### Exercise inputs
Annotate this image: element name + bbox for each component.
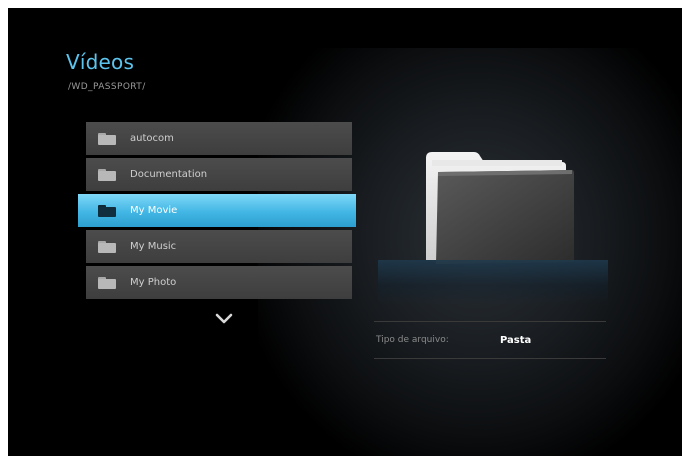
list-item-documentation[interactable]: Documentation: [86, 158, 352, 191]
folder-icon: [98, 276, 116, 289]
list-item-my-movie[interactable]: My Movie: [78, 194, 356, 227]
page-title: Vídeos: [66, 50, 135, 74]
folder-icon: [98, 204, 116, 217]
folder-icon: [98, 240, 116, 253]
list-item-label: My Photo: [130, 277, 177, 288]
list-item-autocom[interactable]: autocom: [86, 122, 352, 155]
list-item-label: autocom: [130, 133, 174, 144]
folder-icon: [98, 168, 116, 181]
breadcrumb-path: /WD_PASSPORT/: [68, 82, 146, 92]
list-item-label: My Movie: [130, 205, 178, 216]
file-list: autocom Documentation My Movie My Music …: [78, 122, 356, 302]
list-item-label: Documentation: [130, 169, 208, 180]
folder-preview-icon: [426, 152, 574, 264]
list-item-label: My Music: [130, 241, 177, 252]
folder-reflection: [378, 260, 608, 306]
chevron-down-icon[interactable]: [214, 313, 234, 325]
file-info-row: Tipo de arquivo: Pasta: [374, 321, 606, 359]
file-type-value: Pasta: [500, 334, 532, 346]
list-item-my-photo[interactable]: My Photo: [86, 266, 352, 299]
folder-icon: [98, 132, 116, 145]
media-player-screen: Vídeos /WD_PASSPORT/ autocom Documentati…: [8, 8, 682, 456]
list-item-my-music[interactable]: My Music: [86, 230, 352, 263]
file-type-label: Tipo de arquivo:: [376, 335, 449, 345]
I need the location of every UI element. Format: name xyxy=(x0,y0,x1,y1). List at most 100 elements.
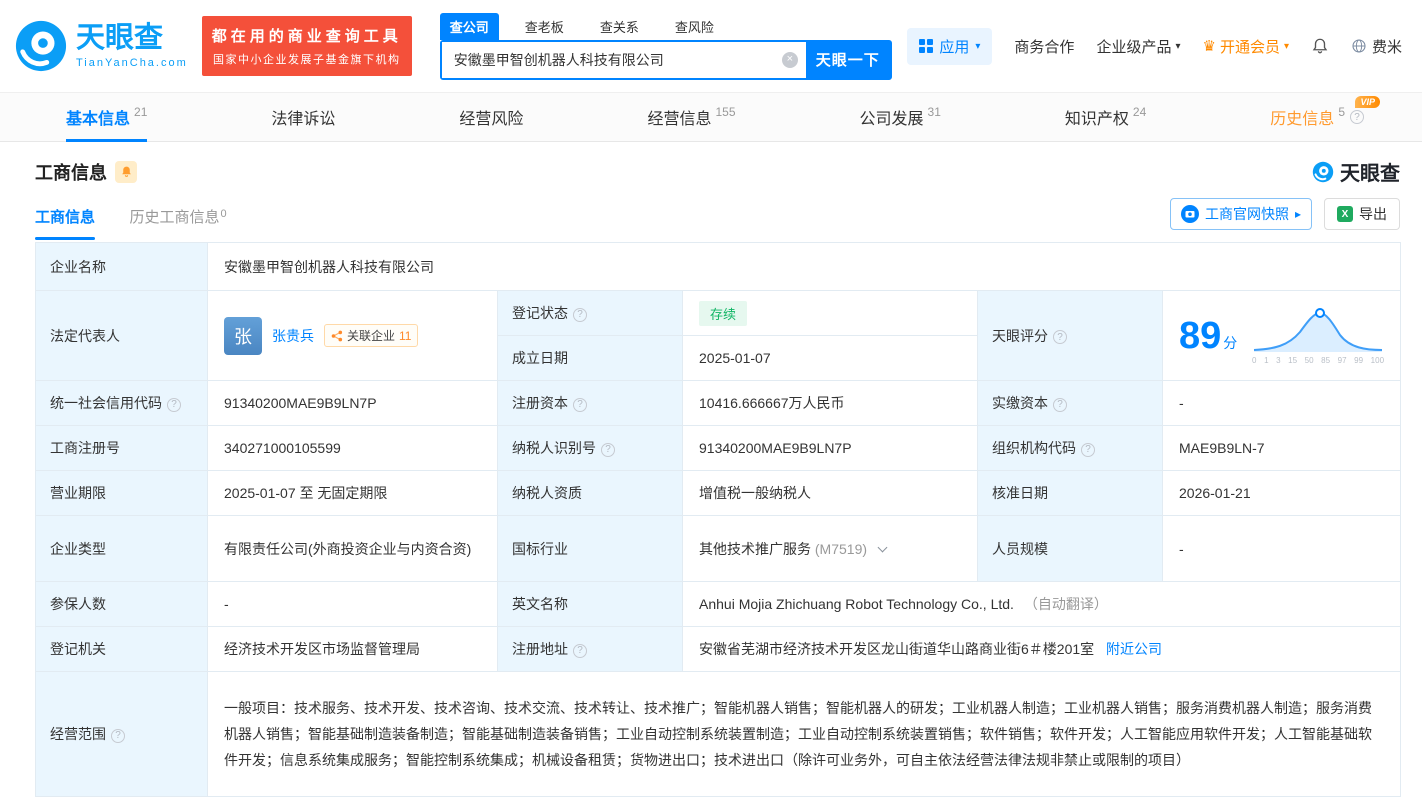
credit-code-label: 统一社会信用代码? xyxy=(36,381,208,426)
vip-badge: VIP xyxy=(1355,96,1380,108)
status-badge: 存续 xyxy=(699,301,747,326)
related-companies-tag[interactable]: 关联企业 11 xyxy=(324,324,418,347)
subtab-label: 历史工商信息 xyxy=(129,209,219,226)
tab-label: 经营风险 xyxy=(459,105,523,129)
help-icon[interactable]: ? xyxy=(1350,110,1364,124)
tab-intellectual-property[interactable]: 知识产权 24 xyxy=(1065,93,1146,141)
industry-value: 其他技术推广服务 (M7519) xyxy=(683,516,978,582)
search-input[interactable] xyxy=(442,42,806,78)
subtab-business-registration[interactable]: 工商信息 xyxy=(35,206,95,240)
help-icon[interactable]: ? xyxy=(601,443,615,457)
crown-icon: ♛ xyxy=(1202,37,1215,55)
industry-code: (M7519) xyxy=(815,541,867,557)
subtab-count: 0 xyxy=(220,208,226,220)
tianyancha-watermark: 天眼查 xyxy=(1312,157,1400,186)
tab-count: 155 xyxy=(715,105,735,119)
globe-icon xyxy=(1351,38,1367,54)
export-label: 导出 xyxy=(1359,204,1387,224)
score-label: 天眼评分? xyxy=(978,291,1163,381)
vip-label: 开通会员 xyxy=(1220,36,1280,57)
score-chart-axis: 013 155085 9799100 xyxy=(1252,356,1384,365)
search-tab-boss[interactable]: 查老板 xyxy=(515,13,574,40)
tab-legal-proceedings[interactable]: 法律诉讼 xyxy=(271,93,335,141)
reg-capital-label: 注册资本? xyxy=(498,381,683,426)
tab-label: 经营信息 xyxy=(647,105,711,129)
brand-name: 天眼查 xyxy=(76,24,188,53)
menu-enterprise-products[interactable]: 企业级产品 ▾ xyxy=(1096,36,1180,57)
promo-line1: 都在用的商业查询工具 xyxy=(212,25,402,46)
help-icon[interactable]: ? xyxy=(1053,330,1067,344)
tianyan-score[interactable]: 89分 013 155085 9799100 xyxy=(1179,306,1384,365)
tab-basic-info[interactable]: 基本信息 21 xyxy=(66,93,147,141)
help-icon[interactable]: ? xyxy=(573,308,587,322)
tianyancha-logo[interactable]: 天眼查 TianYanCha.com xyxy=(14,19,188,73)
official-snapshot-button[interactable]: 工商官网快照 ▸ xyxy=(1170,198,1312,230)
menu-business-cooperation[interactable]: 商务合作 xyxy=(1014,36,1074,57)
org-code-label: 组织机构代码? xyxy=(978,426,1163,471)
company-name-value: 安徽墨甲智创机器人科技有限公司 xyxy=(208,243,1401,291)
taxpayer-quality-label: 纳税人资质 xyxy=(498,471,683,516)
snapshot-camera-icon xyxy=(1181,205,1199,223)
subtab-history-registration[interactable]: 历史工商信息0 xyxy=(129,206,226,240)
establish-date-value: 2025-01-07 xyxy=(683,336,978,381)
paid-capital-value: - xyxy=(1163,381,1401,426)
clear-search-icon[interactable]: × xyxy=(782,52,798,68)
reg-authority-value: 经济技术开发区市场监督管理局 xyxy=(208,627,498,672)
export-button[interactable]: X 导出 xyxy=(1324,198,1400,230)
search-button[interactable]: 天眼一下 xyxy=(806,42,890,78)
tab-business-info[interactable]: 经营信息 155 xyxy=(647,93,735,141)
nearby-companies-link[interactable]: 附近公司 xyxy=(1106,641,1162,657)
taxpayer-id-value: 91340200MAE9B9LN7P xyxy=(683,426,978,471)
search-tab-relation[interactable]: 查关系 xyxy=(590,13,649,40)
tab-history-info[interactable]: VIP 历史信息 5 ? xyxy=(1270,93,1364,141)
logo-text: 天眼查 TianYanCha.com xyxy=(76,24,188,69)
promo-line2: 国家中小企业发展子基金旗下机构 xyxy=(212,51,402,67)
legal-rep-name-link[interactable]: 张贵兵 xyxy=(272,326,314,346)
help-icon[interactable]: ? xyxy=(111,729,125,743)
help-icon[interactable]: ? xyxy=(167,398,181,412)
user-menu[interactable]: 费米 xyxy=(1351,36,1402,57)
snapshot-label: 工商官网快照 xyxy=(1205,204,1289,224)
insured-count-value: - xyxy=(208,582,498,627)
legal-rep-avatar[interactable]: 张 xyxy=(224,317,262,355)
tab-label: 基本信息 xyxy=(66,105,130,129)
monitor-bell-icon[interactable] xyxy=(115,161,137,183)
staff-size-value: - xyxy=(1163,516,1401,582)
tab-business-risk[interactable]: 经营风险 xyxy=(459,93,523,141)
paid-capital-label: 实缴资本? xyxy=(978,381,1163,426)
reg-address-value: 安徽省芜湖市经济技术开发区龙山街道华山路商业街6＃楼201室 附近公司 xyxy=(683,627,1401,672)
top-menu: 应用 ▾ 商务合作 企业级产品 ▾ ♛ 开通会员 ▾ xyxy=(907,28,1408,65)
company-type-label: 企业类型 xyxy=(36,516,208,582)
help-icon[interactable]: ? xyxy=(573,398,587,412)
main-nav: 基本信息 21 法律诉讼 经营风险 经营信息 155 公司发展 31 知识产权 … xyxy=(0,92,1422,142)
enterprise-label: 企业级产品 xyxy=(1096,36,1171,57)
approval-date-label: 核准日期 xyxy=(978,471,1163,516)
search-tab-company[interactable]: 查公司 xyxy=(440,13,499,40)
search-tab-risk[interactable]: 查风险 xyxy=(665,13,724,40)
help-icon[interactable]: ? xyxy=(1081,443,1095,457)
tab-label: 法律诉讼 xyxy=(271,105,335,129)
industry-label: 国标行业 xyxy=(498,516,683,582)
company-type-value: 有限责任公司(外商投资企业与内资合资) xyxy=(208,516,498,582)
help-icon[interactable]: ? xyxy=(1053,398,1067,412)
company-name-label: 企业名称 xyxy=(36,243,208,291)
promo-banner: 都在用的商业查询工具 国家中小企业发展子基金旗下机构 xyxy=(202,16,412,76)
tab-count: 31 xyxy=(928,105,941,119)
score-value: 89分 013 155085 9799100 xyxy=(1163,291,1401,381)
help-icon[interactable]: ? xyxy=(573,644,587,658)
chevron-down-icon[interactable] xyxy=(877,542,887,552)
tab-label: 历史信息 xyxy=(1270,105,1334,129)
apps-button[interactable]: 应用 ▾ xyxy=(907,28,992,65)
auto-translate-note: （自动翻译） xyxy=(1024,596,1108,612)
english-name-label: 英文名称 xyxy=(498,582,683,627)
top-header: 天眼查 TianYanCha.com 都在用的商业查询工具 国家中小企业发展子基… xyxy=(0,0,1422,92)
tab-count: 21 xyxy=(134,105,147,119)
chevron-down-icon: ▾ xyxy=(1175,41,1180,52)
tab-count: 24 xyxy=(1133,105,1146,119)
notification-bell-icon[interactable] xyxy=(1311,37,1329,55)
tab-company-development[interactable]: 公司发展 31 xyxy=(860,93,941,141)
insured-count-label: 参保人数 xyxy=(36,582,208,627)
menu-open-vip[interactable]: ♛ 开通会员 ▾ xyxy=(1202,36,1289,57)
score-chart: 013 155085 9799100 xyxy=(1252,306,1384,365)
taxpayer-quality-value: 增值税一般纳税人 xyxy=(683,471,978,516)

### Exercise task
Can you rewrite everything from the start of the rows down to the row containing "I need the location", replacing every "folder-icon" with "directory-icon" and leaving all else unchanged, without including the pictures?

### Answer below
Annotate this image: element name + bbox for each component.
list-item-documentation[interactable]: Documentation: [86, 158, 352, 191]
directory-icon: [98, 276, 116, 289]
list-item-my-movie[interactable]: My Movie: [78, 194, 356, 227]
page-title: Vídeos: [66, 50, 135, 74]
directory-icon: [98, 204, 116, 217]
directory-icon: [98, 240, 116, 253]
list-item-label: My Photo: [130, 277, 177, 288]
list-item-autocom[interactable]: autocom: [86, 122, 352, 155]
list-item-label: autocom: [130, 133, 174, 144]
directory-icon: [98, 168, 116, 181]
breadcrumb-path: /WD_PASSPORT/: [68, 82, 146, 92]
list-item-label: My Movie: [130, 205, 178, 216]
file-list: autocom Documentation My Movie My Music …: [78, 122, 356, 302]
list-item-label: Documentation: [130, 169, 208, 180]
folder-preview-icon: [426, 152, 574, 264]
list-item-label: My Music: [130, 241, 177, 252]
folder-reflection: [378, 260, 608, 306]
chevron-down-icon[interactable]: [214, 313, 234, 325]
file-info-row: Tipo de arquivo: Pasta: [374, 321, 606, 359]
file-type-value: Pasta: [500, 334, 532, 346]
list-item-my-photo[interactable]: My Photo: [86, 266, 352, 299]
directory-icon: [98, 132, 116, 145]
media-player-screen: Vídeos /WD_PASSPORT/ autocom Documentati…: [8, 8, 682, 456]
list-item-my-music[interactable]: My Music: [86, 230, 352, 263]
file-type-label: Tipo de arquivo:: [376, 335, 449, 345]
I need the location of every UI element. Format: name xyxy=(x0,y0,x1,y1). List at most 100 elements.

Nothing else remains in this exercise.